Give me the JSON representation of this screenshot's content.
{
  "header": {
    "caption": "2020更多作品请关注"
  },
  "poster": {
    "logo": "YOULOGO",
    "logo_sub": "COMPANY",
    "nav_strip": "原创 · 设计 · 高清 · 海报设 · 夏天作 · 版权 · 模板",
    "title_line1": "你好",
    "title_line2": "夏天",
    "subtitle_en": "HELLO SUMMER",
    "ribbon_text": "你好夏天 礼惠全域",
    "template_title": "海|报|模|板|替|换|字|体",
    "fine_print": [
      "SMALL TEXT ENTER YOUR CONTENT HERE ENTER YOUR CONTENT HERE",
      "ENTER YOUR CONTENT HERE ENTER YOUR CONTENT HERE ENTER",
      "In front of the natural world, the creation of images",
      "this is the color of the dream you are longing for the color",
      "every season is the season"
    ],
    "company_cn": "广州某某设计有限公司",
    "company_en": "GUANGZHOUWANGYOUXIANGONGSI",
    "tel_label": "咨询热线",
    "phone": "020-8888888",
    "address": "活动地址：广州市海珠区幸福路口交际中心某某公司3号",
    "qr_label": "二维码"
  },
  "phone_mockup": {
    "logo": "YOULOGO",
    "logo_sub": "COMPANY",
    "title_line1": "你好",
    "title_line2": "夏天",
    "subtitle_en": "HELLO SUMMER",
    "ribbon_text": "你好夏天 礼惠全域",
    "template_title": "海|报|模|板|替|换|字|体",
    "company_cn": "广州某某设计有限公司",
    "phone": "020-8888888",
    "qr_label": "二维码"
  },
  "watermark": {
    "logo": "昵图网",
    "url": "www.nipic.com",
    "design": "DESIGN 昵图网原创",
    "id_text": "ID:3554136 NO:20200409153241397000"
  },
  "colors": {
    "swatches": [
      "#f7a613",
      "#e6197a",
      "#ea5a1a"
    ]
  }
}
...
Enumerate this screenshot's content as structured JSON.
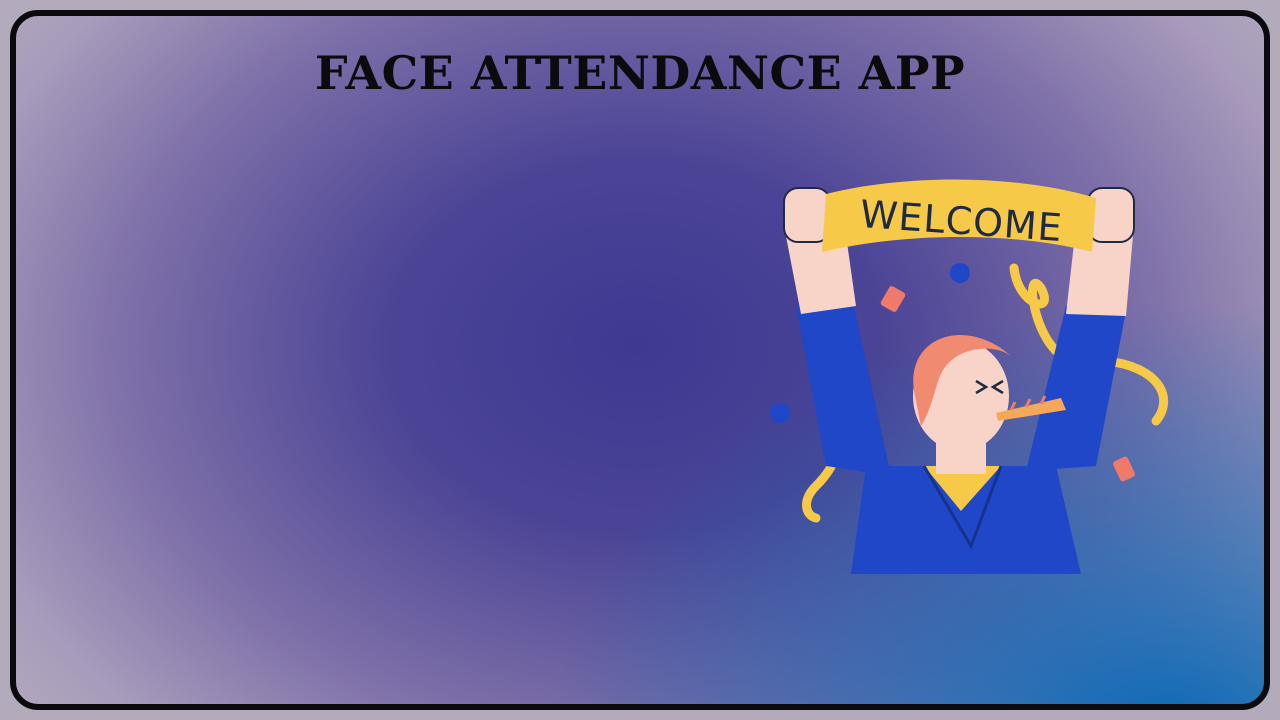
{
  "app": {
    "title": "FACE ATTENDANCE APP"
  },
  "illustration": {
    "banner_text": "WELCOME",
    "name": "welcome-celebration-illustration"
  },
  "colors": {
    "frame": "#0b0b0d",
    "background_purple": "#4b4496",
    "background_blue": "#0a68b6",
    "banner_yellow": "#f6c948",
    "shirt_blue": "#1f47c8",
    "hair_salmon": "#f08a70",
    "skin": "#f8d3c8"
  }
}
---
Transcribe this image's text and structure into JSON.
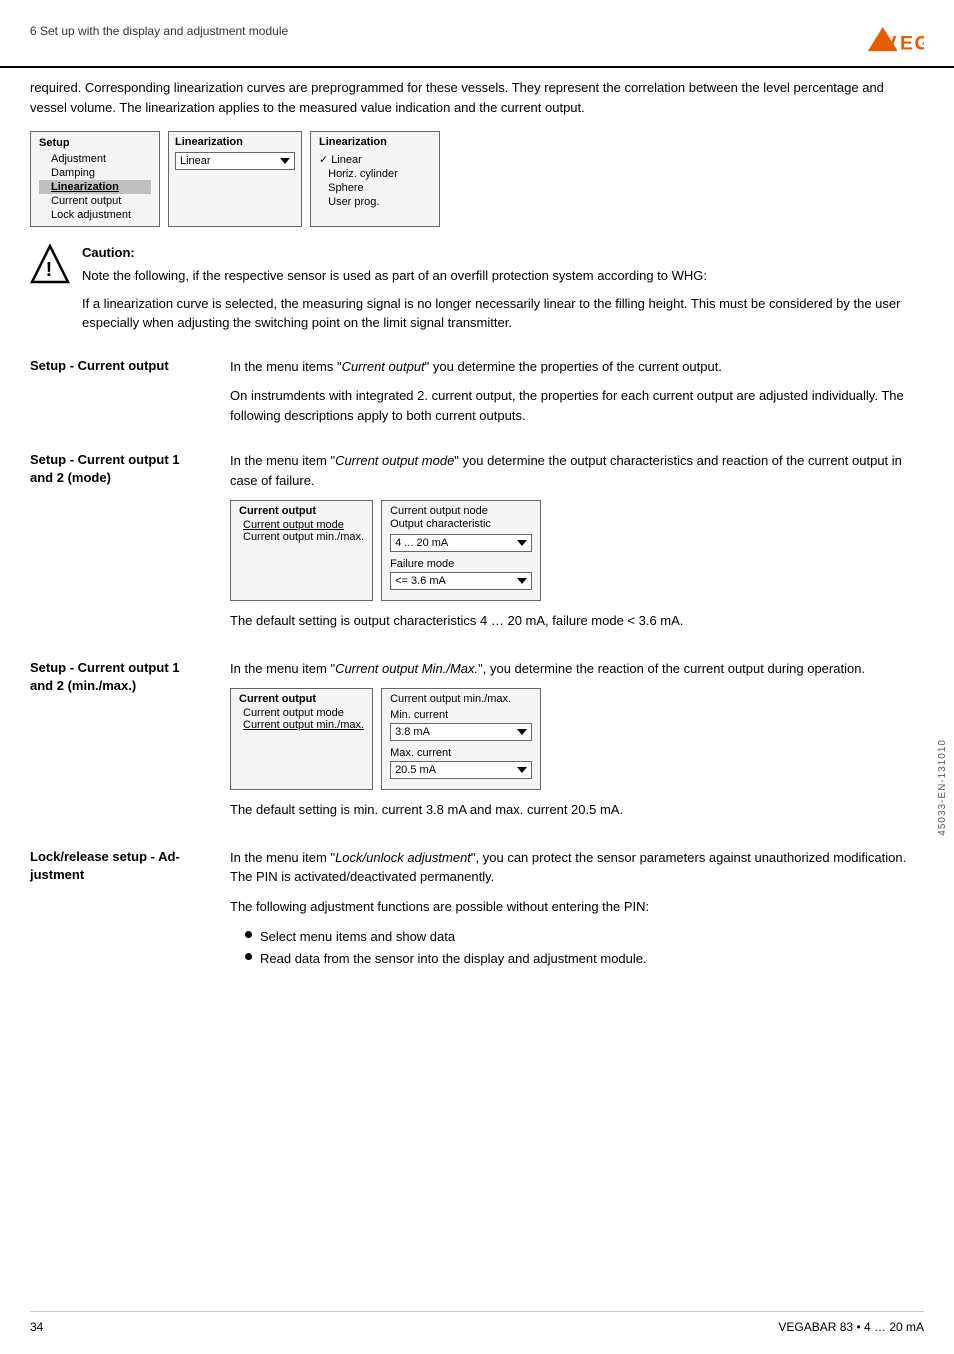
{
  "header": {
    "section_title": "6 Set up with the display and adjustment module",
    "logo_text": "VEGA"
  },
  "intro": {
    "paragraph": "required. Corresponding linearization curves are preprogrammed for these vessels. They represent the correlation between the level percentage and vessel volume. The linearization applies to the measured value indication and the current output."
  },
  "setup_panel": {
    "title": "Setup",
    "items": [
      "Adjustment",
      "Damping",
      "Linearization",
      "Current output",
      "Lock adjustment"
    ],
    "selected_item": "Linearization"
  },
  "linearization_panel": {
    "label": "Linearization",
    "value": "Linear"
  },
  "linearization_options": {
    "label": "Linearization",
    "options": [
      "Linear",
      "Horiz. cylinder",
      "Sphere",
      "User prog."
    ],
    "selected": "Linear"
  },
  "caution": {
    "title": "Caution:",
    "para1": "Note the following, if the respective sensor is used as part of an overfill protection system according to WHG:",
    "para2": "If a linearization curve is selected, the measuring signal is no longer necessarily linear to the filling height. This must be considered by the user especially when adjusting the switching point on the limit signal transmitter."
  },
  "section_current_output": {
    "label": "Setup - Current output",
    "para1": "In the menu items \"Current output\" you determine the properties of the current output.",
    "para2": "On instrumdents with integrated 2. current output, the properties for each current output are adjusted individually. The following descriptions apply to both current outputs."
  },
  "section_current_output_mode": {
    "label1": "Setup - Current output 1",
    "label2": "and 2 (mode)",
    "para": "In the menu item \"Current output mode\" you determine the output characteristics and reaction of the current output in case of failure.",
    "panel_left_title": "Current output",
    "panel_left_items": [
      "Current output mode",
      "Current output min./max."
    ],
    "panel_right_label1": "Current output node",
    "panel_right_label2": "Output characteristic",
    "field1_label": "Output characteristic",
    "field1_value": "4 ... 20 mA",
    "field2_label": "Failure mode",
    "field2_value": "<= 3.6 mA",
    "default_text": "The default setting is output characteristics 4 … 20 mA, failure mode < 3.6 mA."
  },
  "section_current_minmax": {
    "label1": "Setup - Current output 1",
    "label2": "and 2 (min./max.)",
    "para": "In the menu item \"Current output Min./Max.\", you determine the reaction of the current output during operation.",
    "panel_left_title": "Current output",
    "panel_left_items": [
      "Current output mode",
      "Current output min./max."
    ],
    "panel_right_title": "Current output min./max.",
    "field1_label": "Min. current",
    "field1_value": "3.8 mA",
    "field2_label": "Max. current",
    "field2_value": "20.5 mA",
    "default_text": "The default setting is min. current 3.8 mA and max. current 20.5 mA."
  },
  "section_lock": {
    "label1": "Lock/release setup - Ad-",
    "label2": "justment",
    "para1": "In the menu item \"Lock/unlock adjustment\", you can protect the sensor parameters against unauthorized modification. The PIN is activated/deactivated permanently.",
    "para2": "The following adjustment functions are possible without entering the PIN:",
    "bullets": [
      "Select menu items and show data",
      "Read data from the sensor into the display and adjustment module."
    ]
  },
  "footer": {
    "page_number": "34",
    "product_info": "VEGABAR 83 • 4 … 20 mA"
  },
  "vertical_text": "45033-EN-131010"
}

**SHORT TASK**
Scan the material for lines with the word "YOUR", and copy each line you find.

**ANSWER FOR THIS EXERCISE**
      "SMALL TEXT ENTER YOUR CONTENT HERE ENTER YOUR CONTENT HERE",
      "ENTER YOUR CONTENT HERE ENTER YOUR CONTENT HERE ENTER",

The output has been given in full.